● **GIVEN TEXT**:

0

Is there a way to parse html content using javascript?

I have a requirement to display only a div from some other site into my site. Is that possible? For example consider I want to show only div#leftcolumn of w3schools.com in my site. Is this even possible?

How can I do the same using javascript or jQuery?

Thanks.

Control Freak
  • 12,965
  • 30
  • 94
  • 145
Harshdeep
  • 5,614
  • 10
  • 37
  • 45
  • ever tried to `.load()` that content into a hidden div and then work with your selector eg `$('div#leftcolumn', $hiddendiv)`? –  Jul 04 '12 at 18:23
  • 6
    You couldn't because of XSS protection – bksi Jul 04 '12 at 18:24
  • btw, what have you tried? show us some code ... etc pp –  Jul 04 '12 at 18:24
  • @bski that is not true - see my comment :) –  Jul 04 '12 at 18:24
  • 1
    @AndreasNiedermair yes it's true :x – Esailija Jul 04 '12 at 18:24
  • 1
    Have a read about the [same origin policy](https://developer.mozilla.org/En/Same_origin_policy_for_JavaScript). – James Allardice Jul 04 '12 at 18:25
  • @JamesAllardice thanks for pointing this out! nevertheless you can use a proxy on your domain - so it is possible! –  Jul 04 '12 at 18:27
  • @AndreasNiedermair I am trying something like `$(document).ready(function(){ var tempDiv = $("
    "); tempDiv.load("http://community.adobe.com/help/search.html?q=indesign.htm", function() { var content = tempDiv.find("#keymatch"); }); });`
    – Harshdeep Jul 04 '12 at 18:36
  • @Harshdeep you did not read the answers here ... each of them has a critical passage in it: Same-origin-policy! think about this, and you can answer your question on your own! –  Jul 04 '12 at 18:39

5 Answers5

3

You need to have a look at Same Origin Policy:

In computing, the same origin policy is an important security concept for a number of browser-side programming languages, such as JavaScript. The policy permits scripts running on pages originating from the same site to access each other's methods and properties with no specific restrictions, but prevents access to most methods and properties across pages on different sites.

● **TASKS TO PERFORM**:
[1] In the thread, write out the text between "In computing, the" and "on different sites.", inclusive, but swap "browser-side" for "client-side".
[2] In the thread, which div from w3schools.com does the asker want to show on their own site?
[3] List every name that follows an @ sign in the thread, each one only once.
Rely only on the thread when answering.

● **PROVIDED MATERIAL**:
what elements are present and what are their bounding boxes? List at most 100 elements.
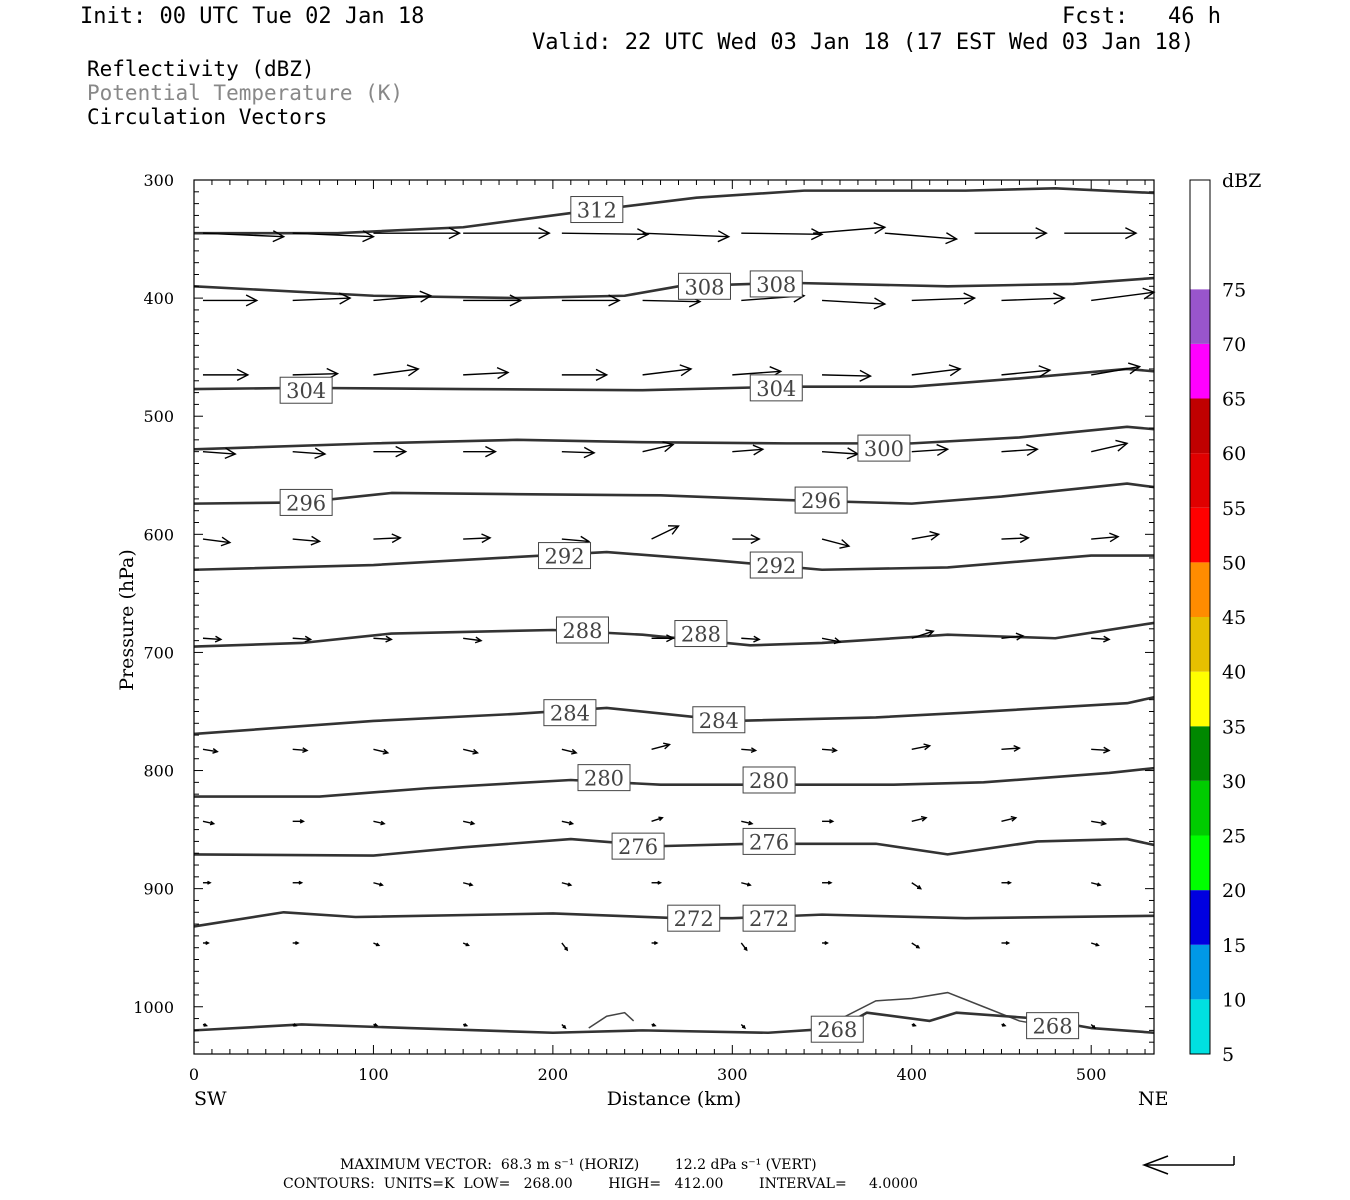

● **COMPLETED EXERCISE**:
[1]
In computing, the same origin policy is an important security concept for a number of client-side programming languages, such as JavaScript. The policy permits scripts running on pages originating from the same site to access each other's methods and properties with no specific restrictions, but prevents access to most methods and properties across pages on different sites.

[2] div#leftcolumn

[3] bski, AndreasNiedermair, JamesAllardice, Harshdeep